**PROBLEM TO WORK ON**
Return every record below exactly as written, omitting any pictures.

## Start PROVIDED ENTRIES

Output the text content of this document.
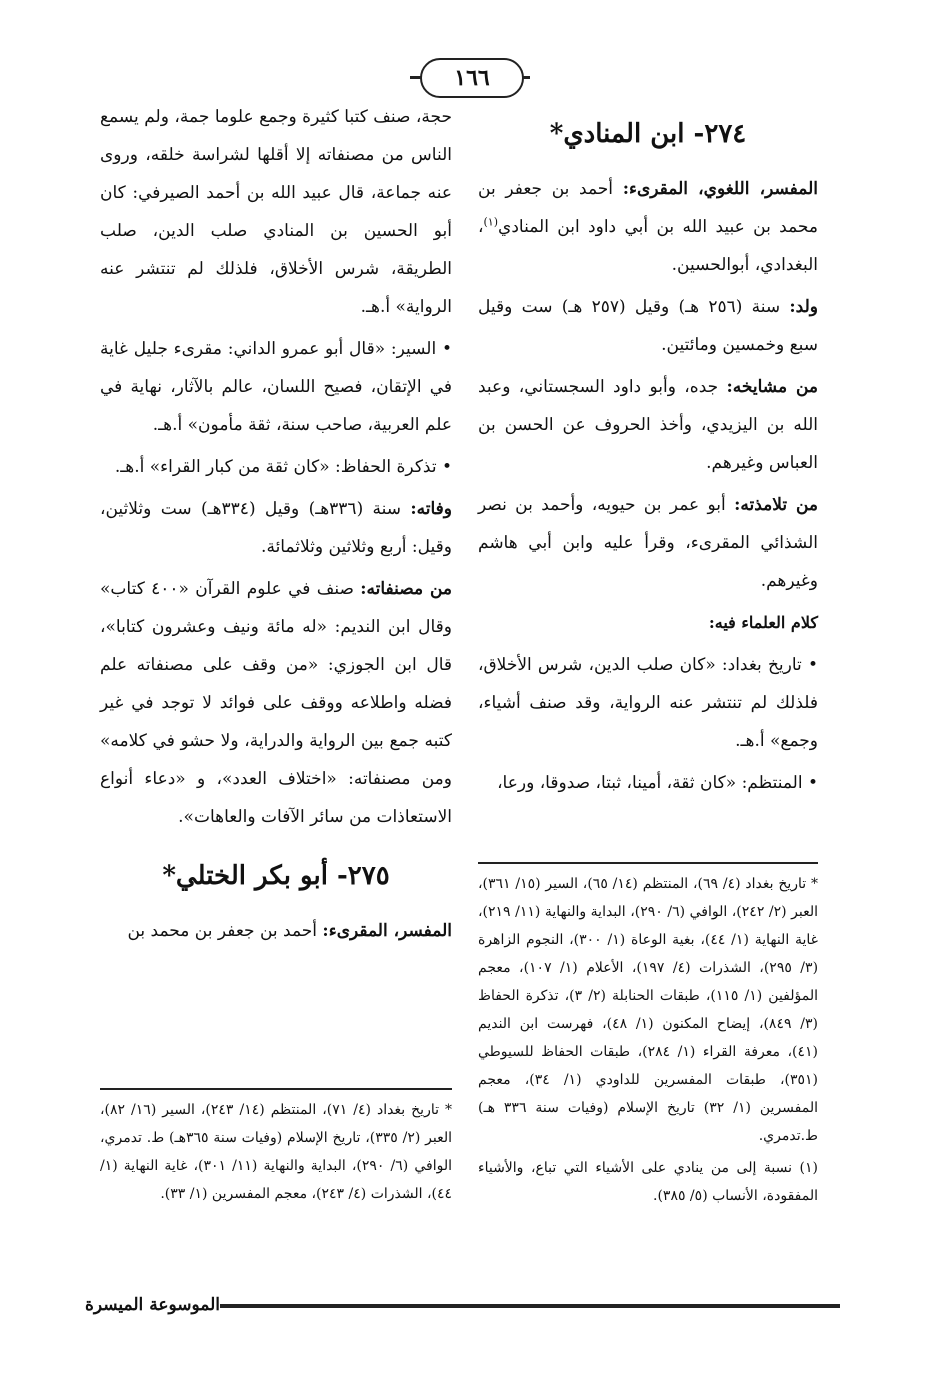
١٦٦
٢٧٤- ابن المنادي*

المفسر، اللغوي، المقرىء: أحمد بن جعفر بن محمد بن عبيد الله بن أبي داود ابن المنادي$^{(١)}$، البغدادي، أبوالحسين.

ولد: سنة (٢٥٦ هـ) وقيل (٢٥٧ هـ) ست وقيل سبع وخمسين ومائتين.

من مشايخه: جده، وأبو داود السجستاني، وعبد الله بن اليزيدي، وأخذ الحروف عن الحسن بن العباس وغيرهم.

من تلامذته: أبو عمر بن حيويه، وأحمد بن نصر الشذائي المقرىء، وقرأ عليه وابن أبي هاشم وغيرهم.

كلام العلماء فيه:

• تاريخ بغداد: «كان صلب الدين، شرس الأخلاق، فلذلك لم تنتشر عنه الرواية، وقد صنف أشياء، وجمع» أ.هـ.

• المنتظم: «كان ثقة، أمينا، ثبتا، صدوقا، ورعا،

* تاريخ بغداد (٤/ ٦٩)، المنتظم (١٤/ ٦٥)، السير (١٥/ ٣٦١)، العبر (٢/ ٢٤٢)، الوافي (٦/ ٢٩٠)، البداية والنهاية (١١/ ٢١٩)، غاية النهاية (١/ ٤٤)، بغية الوعاة (١/ ٣٠٠)، النجوم الزاهرة (٣/ ٢٩٥)، الشذرات (٤/ ١٩٧)، الأعلام (١/ ١٠٧)، معجم المؤلفين (١/ ١١٥)، طبقات الحنابلة (٢/ ٣)، تذكرة الحفاظ (٣/ ٨٤٩)، إيضاح المكنون (١/ ٤٨)، فهرست ابن النديم (٤١)، معرفة القراء (١/ ٢٨٤)، طبقات الحفاظ للسيوطي (٣٥١)، طبقات المفسرين للداودي (١/ ٣٤)، معجم المفسرين (١/ ٣٢) تاريخ الإسلام (وفيات سنة ٣٣٦ هـ) ط.تدمري.

(١) نسبة إلى من ينادي على الأشياء التي تباع، والأشياء المفقودة، الأنساب (٥/ ٣٨٥).

حجة، صنف كتبا كثيرة وجمع علوما جمة، ولم يسمع الناس من مصنفاته إلا أقلها لشراسة خلقه، وروى عنه جماعة، قال عبيد الله بن أحمد الصيرفي: كان أبو الحسين بن المنادي صلب الدين، صلب الطريقة، شرس الأخلاق، فلذلك لم تنتشر عنه الرواية» أ.هـ.

• السير: «قال أبو عمرو الداني: مقرىء جليل غاية في الإتقان، فصيح اللسان، عالم بالآثار، نهاية في علم العربية، صاحب سنة، ثقة مأمون» أ.هـ.

• تذكرة الحفاظ: «كان ثقة من كبار القراء» أ.هـ.

وفاته: سنة (٣٣٦هـ) وقيل (٣٣٤هـ) ست وثلاثين، وقيل: أربع وثلاثين وثلاثمائة.

من مصنفاته: صنف في علوم القرآن «٤٠٠ كتاب» وقال ابن النديم: «له مائة ونيف وعشرون كتابا»، قال ابن الجوزي: «من وقف على مصنفاته علم فضله واطلاعه ووقف على فوائد لا توجد في غير كتبه جمع بين الرواية والدراية، ولا حشو في كلامه» ومن مصنفاته: «اختلاف العدد»، و «دعاء أنواع الاستعاذات من سائر الآفات والعاهات».

٢٧٥- أبو بكر الختلي*

المفسر، المقرىء: أحمد بن جعفر بن محمد بن

* تاريخ بغداد (٤/ ٧١)، المنتظم (١٤/ ٢٤٣)، السير (١٦/ ٨٢)، العبر (٢/ ٣٣٥)، تاريخ الإسلام (وفيات سنة ٣٦٥هـ) ط. تدمري، الوافي (٦/ ٢٩٠)، البداية والنهاية (١١/ ٣٠١)، غاية النهاية (١/ ٤٤)، الشذرات (٤/ ٢٤٣)، معجم المفسرين (١/ ٣٣).

الموسوعة الميسرة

## End PROVIDED ENTRIES

**ANSWER**
Output the text content of this document.
١٦٦
٢٧٤- ابن المنادي*

المفسر، اللغوي، المقرىء: أحمد بن جعفر بن محمد بن عبيد الله بن أبي داود ابن المنادي$^{(١)}$، البغدادي، أبوالحسين.

ولد: سنة (٢٥٦ هـ) وقيل (٢٥٧ هـ) ست وقيل سبع وخمسين ومائتين.

من مشايخه: جده، وأبو داود السجستاني، وعبد الله بن اليزيدي، وأخذ الحروف عن الحسن بن العباس وغيرهم.

من تلامذته: أبو عمر بن حيويه، وأحمد بن نصر الشذائي المقرىء، وقرأ عليه وابن أبي هاشم وغيرهم.

كلام العلماء فيه:

• تاريخ بغداد: «كان صلب الدين، شرس الأخلاق، فلذلك لم تنتشر عنه الرواية، وقد صنف أشياء، وجمع» أ.هـ.

• المنتظم: «كان ثقة، أمينا، ثبتا، صدوقا، ورعا،

* تاريخ بغداد (٤/ ٦٩)، المنتظم (١٤/ ٦٥)، السير (١٥/ ٣٦١)، العبر (٢/ ٢٤٢)، الوافي (٦/ ٢٩٠)، البداية والنهاية (١١/ ٢١٩)، غاية النهاية (١/ ٤٤)، بغية الوعاة (١/ ٣٠٠)، النجوم الزاهرة (٣/ ٢٩٥)، الشذرات (٤/ ١٩٧)، الأعلام (١/ ١٠٧)، معجم المؤلفين (١/ ١١٥)، طبقات الحنابلة (٢/ ٣)، تذكرة الحفاظ (٣/ ٨٤٩)، إيضاح المكنون (١/ ٤٨)، فهرست ابن النديم (٤١)، معرفة القراء (١/ ٢٨٤)، طبقات الحفاظ للسيوطي (٣٥١)، طبقات المفسرين للداودي (١/ ٣٤)، معجم المفسرين (١/ ٣٢) تاريخ الإسلام (وفيات سنة ٣٣٦ هـ) ط.تدمري.

(١) نسبة إلى من ينادي على الأشياء التي تباع، والأشياء المفقودة، الأنساب (٥/ ٣٨٥).

حجة، صنف كتبا كثيرة وجمع علوما جمة، ولم يسمع الناس من مصنفاته إلا أقلها لشراسة خلقه، وروى عنه جماعة، قال عبيد الله بن أحمد الصيرفي: كان أبو الحسين بن المنادي صلب الدين، صلب الطريقة، شرس الأخلاق، فلذلك لم تنتشر عنه الرواية» أ.هـ.

• السير: «قال أبو عمرو الداني: مقرىء جليل غاية في الإتقان، فصيح اللسان، عالم بالآثار، نهاية في علم العربية، صاحب سنة، ثقة مأمون» أ.هـ.

• تذكرة الحفاظ: «كان ثقة من كبار القراء» أ.هـ.

وفاته: سنة (٣٣٦هـ) وقيل (٣٣٤هـ) ست وثلاثين، وقيل: أربع وثلاثين وثلاثمائة.

من مصنفاته: صنف في علوم القرآن «٤٠٠ كتاب» وقال ابن النديم: «له مائة ونيف وعشرون كتابا»، قال ابن الجوزي: «من وقف على مصنفاته علم فضله واطلاعه ووقف على فوائد لا توجد في غير كتبه جمع بين الرواية والدراية، ولا حشو في كلامه» ومن مصنفاته: «اختلاف العدد»، و «دعاء أنواع الاستعاذات من سائر الآفات والعاهات».

٢٧٥- أبو بكر الختلي*

المفسر، المقرىء: أحمد بن جعفر بن محمد بن

* تاريخ بغداد (٤/ ٧١)، المنتظم (١٤/ ٢٤٣)، السير (١٦/ ٨٢)، العبر (٢/ ٣٣٥)، تاريخ الإسلام (وفيات سنة ٣٦٥هـ) ط. تدمري، الوافي (٦/ ٢٩٠)، البداية والنهاية (١١/ ٣٠١)، غاية النهاية (١/ ٤٤)، الشذرات (٤/ ٢٤٣)، معجم المفسرين (١/ ٣٣).

الموسوعة الميسرة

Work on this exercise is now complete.